Data rows -
>> begin
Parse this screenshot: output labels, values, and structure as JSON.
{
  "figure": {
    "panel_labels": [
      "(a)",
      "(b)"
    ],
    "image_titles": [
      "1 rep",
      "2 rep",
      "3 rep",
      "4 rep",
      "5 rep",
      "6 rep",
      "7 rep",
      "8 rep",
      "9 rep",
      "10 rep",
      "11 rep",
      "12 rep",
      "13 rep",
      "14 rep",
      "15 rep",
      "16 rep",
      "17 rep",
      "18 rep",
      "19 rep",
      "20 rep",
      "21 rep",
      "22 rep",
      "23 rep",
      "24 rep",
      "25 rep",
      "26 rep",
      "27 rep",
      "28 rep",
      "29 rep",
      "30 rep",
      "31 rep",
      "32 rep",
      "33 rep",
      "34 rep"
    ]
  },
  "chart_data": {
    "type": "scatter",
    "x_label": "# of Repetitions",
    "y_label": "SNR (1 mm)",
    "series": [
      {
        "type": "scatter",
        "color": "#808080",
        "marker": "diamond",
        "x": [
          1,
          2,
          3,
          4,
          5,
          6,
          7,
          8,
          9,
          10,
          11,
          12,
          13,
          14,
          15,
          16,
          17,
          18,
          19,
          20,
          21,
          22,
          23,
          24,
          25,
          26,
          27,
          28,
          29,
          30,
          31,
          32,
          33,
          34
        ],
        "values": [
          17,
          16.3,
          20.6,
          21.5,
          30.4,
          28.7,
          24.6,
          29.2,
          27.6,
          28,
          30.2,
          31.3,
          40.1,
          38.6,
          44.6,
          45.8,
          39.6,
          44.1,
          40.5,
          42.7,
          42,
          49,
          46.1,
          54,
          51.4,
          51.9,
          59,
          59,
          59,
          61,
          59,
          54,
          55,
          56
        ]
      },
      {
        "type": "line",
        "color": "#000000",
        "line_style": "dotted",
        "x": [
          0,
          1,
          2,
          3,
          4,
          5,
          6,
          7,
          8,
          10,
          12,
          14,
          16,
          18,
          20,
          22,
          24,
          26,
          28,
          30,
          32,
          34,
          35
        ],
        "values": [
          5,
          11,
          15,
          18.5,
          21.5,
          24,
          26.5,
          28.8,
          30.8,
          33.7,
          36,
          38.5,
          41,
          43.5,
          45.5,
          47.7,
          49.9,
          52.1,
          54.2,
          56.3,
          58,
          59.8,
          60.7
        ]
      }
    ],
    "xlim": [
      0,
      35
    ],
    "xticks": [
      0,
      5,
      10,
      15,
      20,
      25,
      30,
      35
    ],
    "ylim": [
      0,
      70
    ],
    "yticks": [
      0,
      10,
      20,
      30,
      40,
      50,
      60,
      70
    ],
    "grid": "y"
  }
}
>> end
Exercise description - Set out every line from the material that contains the string "type".

Reply -
    "type": "scatter",
        "type": "scatter",
        "type": "line",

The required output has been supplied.